Information supplied
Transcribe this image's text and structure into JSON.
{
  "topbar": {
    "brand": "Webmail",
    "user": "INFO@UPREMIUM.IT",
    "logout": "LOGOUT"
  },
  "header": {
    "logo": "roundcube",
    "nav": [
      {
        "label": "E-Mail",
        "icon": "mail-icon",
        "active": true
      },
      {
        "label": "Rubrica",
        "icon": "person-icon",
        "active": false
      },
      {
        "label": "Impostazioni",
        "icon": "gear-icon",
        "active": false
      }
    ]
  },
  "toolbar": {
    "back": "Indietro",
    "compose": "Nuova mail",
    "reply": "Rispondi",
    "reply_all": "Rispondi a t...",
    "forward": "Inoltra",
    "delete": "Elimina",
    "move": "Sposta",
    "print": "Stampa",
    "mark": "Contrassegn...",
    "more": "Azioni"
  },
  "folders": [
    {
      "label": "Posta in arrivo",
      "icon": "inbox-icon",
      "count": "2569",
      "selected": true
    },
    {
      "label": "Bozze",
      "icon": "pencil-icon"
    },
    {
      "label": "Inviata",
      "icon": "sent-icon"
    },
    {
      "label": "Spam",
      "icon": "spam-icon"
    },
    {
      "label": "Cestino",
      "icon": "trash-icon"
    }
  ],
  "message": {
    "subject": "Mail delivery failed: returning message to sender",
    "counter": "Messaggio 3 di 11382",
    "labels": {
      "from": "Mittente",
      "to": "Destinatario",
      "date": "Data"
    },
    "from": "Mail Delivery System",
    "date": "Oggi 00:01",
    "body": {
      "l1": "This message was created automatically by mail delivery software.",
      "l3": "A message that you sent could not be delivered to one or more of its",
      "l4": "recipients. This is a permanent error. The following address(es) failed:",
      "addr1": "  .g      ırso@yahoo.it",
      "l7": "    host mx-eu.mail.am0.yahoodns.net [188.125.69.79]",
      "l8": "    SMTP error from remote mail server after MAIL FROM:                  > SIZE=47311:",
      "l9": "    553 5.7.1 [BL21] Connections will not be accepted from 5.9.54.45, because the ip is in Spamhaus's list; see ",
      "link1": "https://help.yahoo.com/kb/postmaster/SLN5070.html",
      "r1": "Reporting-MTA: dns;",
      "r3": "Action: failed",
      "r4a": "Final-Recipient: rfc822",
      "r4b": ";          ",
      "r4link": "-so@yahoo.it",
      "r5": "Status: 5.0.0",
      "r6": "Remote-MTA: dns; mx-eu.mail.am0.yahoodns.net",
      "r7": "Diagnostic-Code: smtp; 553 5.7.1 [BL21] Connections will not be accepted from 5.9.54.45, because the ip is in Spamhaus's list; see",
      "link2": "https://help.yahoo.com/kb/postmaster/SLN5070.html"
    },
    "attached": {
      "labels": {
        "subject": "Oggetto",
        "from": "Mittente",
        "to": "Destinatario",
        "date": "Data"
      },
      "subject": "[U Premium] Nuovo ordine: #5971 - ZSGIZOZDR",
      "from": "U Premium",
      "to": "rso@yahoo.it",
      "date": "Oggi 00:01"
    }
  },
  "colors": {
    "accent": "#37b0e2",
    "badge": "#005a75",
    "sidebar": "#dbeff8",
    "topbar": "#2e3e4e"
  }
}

Exercise aim
Answer with one number: how many lines of the entries above include the word "list".

Problem solution
2